The data
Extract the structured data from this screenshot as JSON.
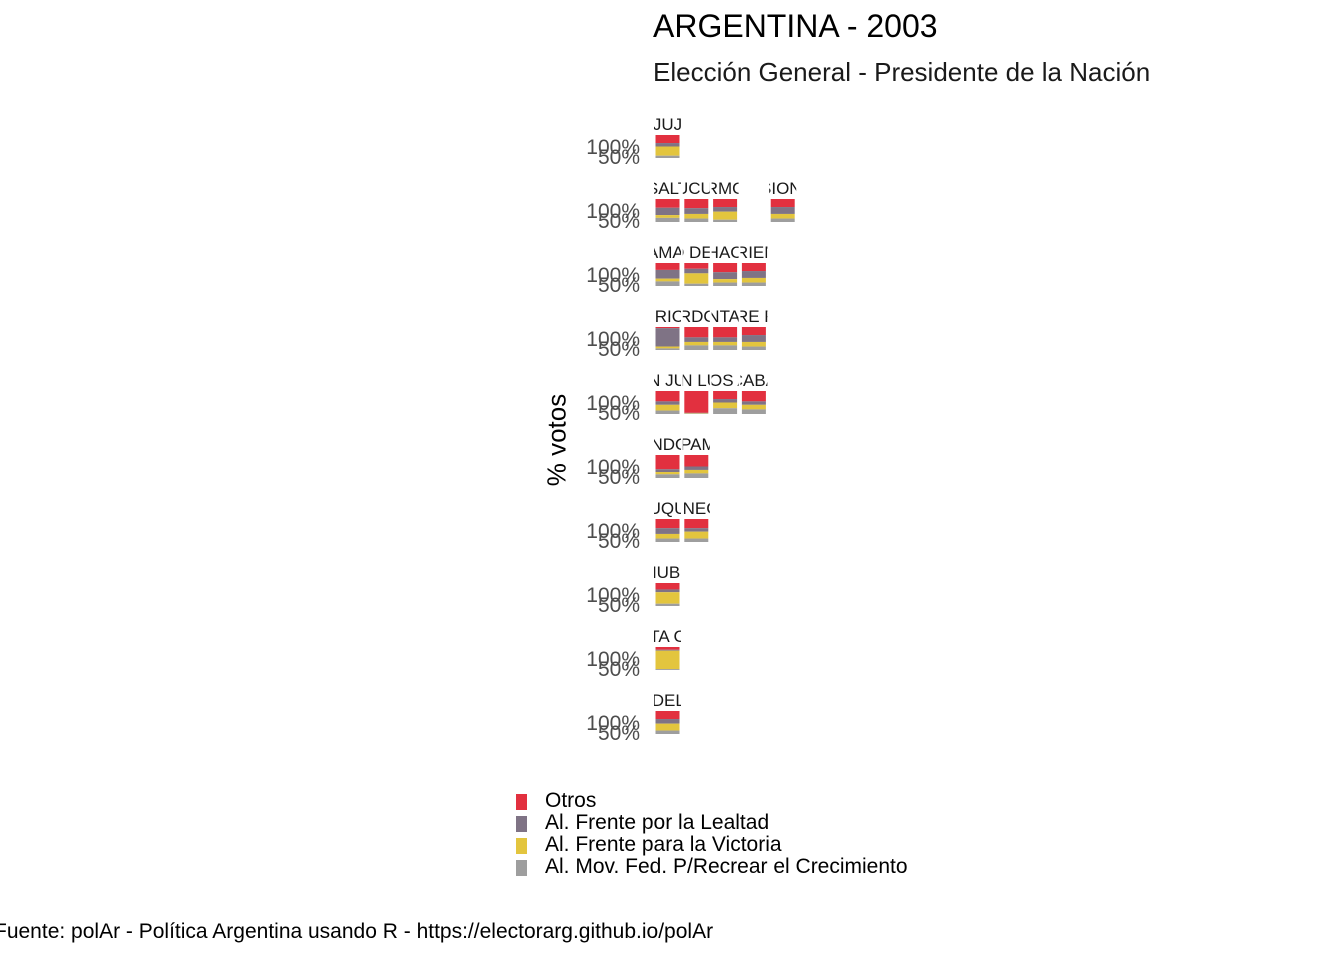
{
  "title": "ARGENTINA - 2003",
  "subtitle": "Elección General - Presidente de la Nación",
  "caption": "Fuente: polAr - Política Argentina usando R - https://electorarg.github.io/polAr",
  "colors": {
    "Otros": "#e2303f",
    "Al. Frente por la Lealtad": "#7f7385",
    "Al. Frente para la Victoria": "#e3c53e",
    "Al. Mov. Fed. P/Recrear el Crecimiento": "#9e9e9e"
  },
  "chart_data": {
    "type": "bar",
    "stacked": true,
    "layout": "geofacet",
    "ylabel": "% votos",
    "yticks": [
      "50%",
      "100%"
    ],
    "ylim": [
      0,
      1
    ],
    "legend_position": "bottom",
    "series_order": [
      "Otros",
      "Al. Frente por la Lealtad",
      "Al. Frente para la Victoria",
      "Al. Mov. Fed. P/Recrear el Crecimiento"
    ],
    "rows": [
      {
        "panels": [
          {
            "col": 0,
            "label": "JUJ",
            "values": [
              0.35,
              0.15,
              0.4,
              0.1
            ]
          }
        ]
      },
      {
        "panels": [
          {
            "col": 0,
            "label": "SALT",
            "values": [
              0.38,
              0.32,
              0.12,
              0.18
            ]
          },
          {
            "col": 1,
            "label": "TUCUM",
            "values": [
              0.4,
              0.25,
              0.2,
              0.15
            ]
          },
          {
            "col": 2,
            "label": "FORMOSA",
            "values": [
              0.35,
              0.2,
              0.35,
              0.1
            ]
          },
          {
            "col": 4,
            "label": "MISIONES",
            "values": [
              0.35,
              0.3,
              0.2,
              0.15
            ]
          }
        ]
      },
      {
        "panels": [
          {
            "col": 0,
            "label": "CATAMARCA",
            "values": [
              0.3,
              0.38,
              0.12,
              0.2
            ]
          },
          {
            "col": 1,
            "label": "SANTIAGO DEL ESTERO",
            "values": [
              0.25,
              0.2,
              0.45,
              0.1
            ]
          },
          {
            "col": 2,
            "label": "CHACO",
            "values": [
              0.4,
              0.3,
              0.15,
              0.15
            ]
          },
          {
            "col": 3,
            "label": "CORRIENTES",
            "values": [
              0.35,
              0.3,
              0.2,
              0.15
            ]
          }
        ]
      },
      {
        "panels": [
          {
            "col": 0,
            "label": "LA RIOJA",
            "values": [
              0.05,
              0.8,
              0.08,
              0.07
            ]
          },
          {
            "col": 1,
            "label": "CORDOBA",
            "values": [
              0.45,
              0.2,
              0.15,
              0.2
            ]
          },
          {
            "col": 2,
            "label": "SANTA FE",
            "values": [
              0.45,
              0.2,
              0.15,
              0.2
            ]
          },
          {
            "col": 3,
            "label": "ENTRE RIOS",
            "values": [
              0.35,
              0.3,
              0.2,
              0.15
            ]
          }
        ]
      },
      {
        "panels": [
          {
            "col": 0,
            "label": "SAN JUAN",
            "values": [
              0.45,
              0.15,
              0.25,
              0.15
            ]
          },
          {
            "col": 1,
            "label": "SAN LUIS",
            "values": [
              0.95,
              0.02,
              0.02,
              0.01
            ]
          },
          {
            "col": 2,
            "label": "BUENOS AIRES",
            "values": [
              0.35,
              0.15,
              0.25,
              0.25
            ]
          },
          {
            "col": 3,
            "label": "CABA",
            "values": [
              0.45,
              0.15,
              0.2,
              0.2
            ]
          }
        ]
      },
      {
        "panels": [
          {
            "col": 0,
            "label": "MENDOZA",
            "values": [
              0.62,
              0.12,
              0.1,
              0.16
            ]
          },
          {
            "col": 1,
            "label": "LA PAMPA",
            "values": [
              0.5,
              0.15,
              0.15,
              0.2
            ]
          }
        ]
      },
      {
        "panels": [
          {
            "col": 0,
            "label": "NEUQUEN",
            "values": [
              0.4,
              0.25,
              0.2,
              0.15
            ]
          },
          {
            "col": 1,
            "label": "RIO NEGRO",
            "values": [
              0.4,
              0.15,
              0.3,
              0.15
            ]
          }
        ]
      },
      {
        "panels": [
          {
            "col": 0,
            "label": "CHUBUT",
            "values": [
              0.28,
              0.12,
              0.5,
              0.1
            ]
          }
        ]
      },
      {
        "panels": [
          {
            "col": 0,
            "label": "SANTA CRUZ",
            "values": [
              0.12,
              0.04,
              0.8,
              0.04
            ]
          }
        ]
      },
      {
        "panels": [
          {
            "col": 0,
            "label": "TIERRA DEL FUEGO",
            "values": [
              0.35,
              0.2,
              0.3,
              0.15
            ]
          }
        ]
      }
    ]
  }
}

Direction
Collect every line from the records above that contains the word "Frente".

Complete response
    "Al. Frente por la Lealtad": "#7f7385",
    "Al. Frente para la Victoria": "#e3c53e",
      "Al. Frente por la Lealtad",
      "Al. Frente para la Victoria",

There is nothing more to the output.